[Dataset records]
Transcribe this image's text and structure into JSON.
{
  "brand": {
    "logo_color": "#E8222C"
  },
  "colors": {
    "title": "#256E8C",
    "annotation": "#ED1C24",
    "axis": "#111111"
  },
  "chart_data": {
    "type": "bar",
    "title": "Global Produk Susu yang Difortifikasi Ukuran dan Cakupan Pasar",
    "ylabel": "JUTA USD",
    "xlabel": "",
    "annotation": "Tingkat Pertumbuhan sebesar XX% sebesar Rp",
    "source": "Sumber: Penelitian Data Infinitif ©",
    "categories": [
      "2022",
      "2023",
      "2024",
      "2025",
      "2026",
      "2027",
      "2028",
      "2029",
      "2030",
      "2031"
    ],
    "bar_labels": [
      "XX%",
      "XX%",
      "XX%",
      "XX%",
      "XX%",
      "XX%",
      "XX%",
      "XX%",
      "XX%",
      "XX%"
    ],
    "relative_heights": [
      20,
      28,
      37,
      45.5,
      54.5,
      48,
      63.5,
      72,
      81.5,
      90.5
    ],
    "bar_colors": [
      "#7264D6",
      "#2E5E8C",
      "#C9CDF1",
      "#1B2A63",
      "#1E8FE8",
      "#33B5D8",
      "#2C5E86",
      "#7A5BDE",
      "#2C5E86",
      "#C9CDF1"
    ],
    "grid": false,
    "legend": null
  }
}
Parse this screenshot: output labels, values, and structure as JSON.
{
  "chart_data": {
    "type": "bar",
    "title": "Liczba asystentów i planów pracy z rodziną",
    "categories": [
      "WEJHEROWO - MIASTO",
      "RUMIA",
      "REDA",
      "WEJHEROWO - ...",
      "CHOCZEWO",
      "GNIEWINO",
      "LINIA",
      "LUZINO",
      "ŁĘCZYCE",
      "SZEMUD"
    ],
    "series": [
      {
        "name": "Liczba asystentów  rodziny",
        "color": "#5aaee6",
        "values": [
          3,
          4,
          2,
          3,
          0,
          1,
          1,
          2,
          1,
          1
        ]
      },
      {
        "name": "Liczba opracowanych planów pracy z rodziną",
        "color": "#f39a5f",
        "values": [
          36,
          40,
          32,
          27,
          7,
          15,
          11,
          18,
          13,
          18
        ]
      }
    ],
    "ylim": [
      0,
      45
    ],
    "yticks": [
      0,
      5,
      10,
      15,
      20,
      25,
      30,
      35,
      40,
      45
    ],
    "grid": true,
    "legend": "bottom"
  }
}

[The task] Take the lines above and print them exactly.

[Expected answer]
Transcribe this image's text and structure into JSON.
{
  "brand": {
    "logo_color": "#E8222C"
  },
  "colors": {
    "title": "#256E8C",
    "annotation": "#ED1C24",
    "axis": "#111111"
  },
  "chart_data": {
    "type": "bar",
    "title": "Global Produk Susu yang Difortifikasi Ukuran dan Cakupan Pasar",
    "ylabel": "JUTA USD",
    "xlabel": "",
    "annotation": "Tingkat Pertumbuhan sebesar XX% sebesar Rp",
    "source": "Sumber: Penelitian Data Infinitif ©",
    "categories": [
      "2022",
      "2023",
      "2024",
      "2025",
      "2026",
      "2027",
      "2028",
      "2029",
      "2030",
      "2031"
    ],
    "bar_labels": [
      "XX%",
      "XX%",
      "XX%",
      "XX%",
      "XX%",
      "XX%",
      "XX%",
      "XX%",
      "XX%",
      "XX%"
    ],
    "relative_heights": [
      20,
      28,
      37,
      45.5,
      54.5,
      48,
      63.5,
      72,
      81.5,
      90.5
    ],
    "bar_colors": [
      "#7264D6",
      "#2E5E8C",
      "#C9CDF1",
      "#1B2A63",
      "#1E8FE8",
      "#33B5D8",
      "#2C5E86",
      "#7A5BDE",
      "#2C5E86",
      "#C9CDF1"
    ],
    "grid": false,
    "legend": null
  }
}
Parse this screenshot: output labels, values, and structure as JSON.
{
  "chart_data": {
    "type": "bar",
    "title": "Liczba asystentów i planów pracy z rodziną",
    "categories": [
      "WEJHEROWO - MIASTO",
      "RUMIA",
      "REDA",
      "WEJHEROWO - ...",
      "CHOCZEWO",
      "GNIEWINO",
      "LINIA",
      "LUZINO",
      "ŁĘCZYCE",
      "SZEMUD"
    ],
    "series": [
      {
        "name": "Liczba asystentów  rodziny",
        "color": "#5aaee6",
        "values": [
          3,
          4,
          2,
          3,
          0,
          1,
          1,
          2,
          1,
          1
        ]
      },
      {
        "name": "Liczba opracowanych planów pracy z rodziną",
        "color": "#f39a5f",
        "values": [
          36,
          40,
          32,
          27,
          7,
          15,
          11,
          18,
          13,
          18
        ]
      }
    ],
    "ylim": [
      0,
      45
    ],
    "yticks": [
      0,
      5,
      10,
      15,
      20,
      25,
      30,
      35,
      40,
      45
    ],
    "grid": true,
    "legend": "bottom"
  }
}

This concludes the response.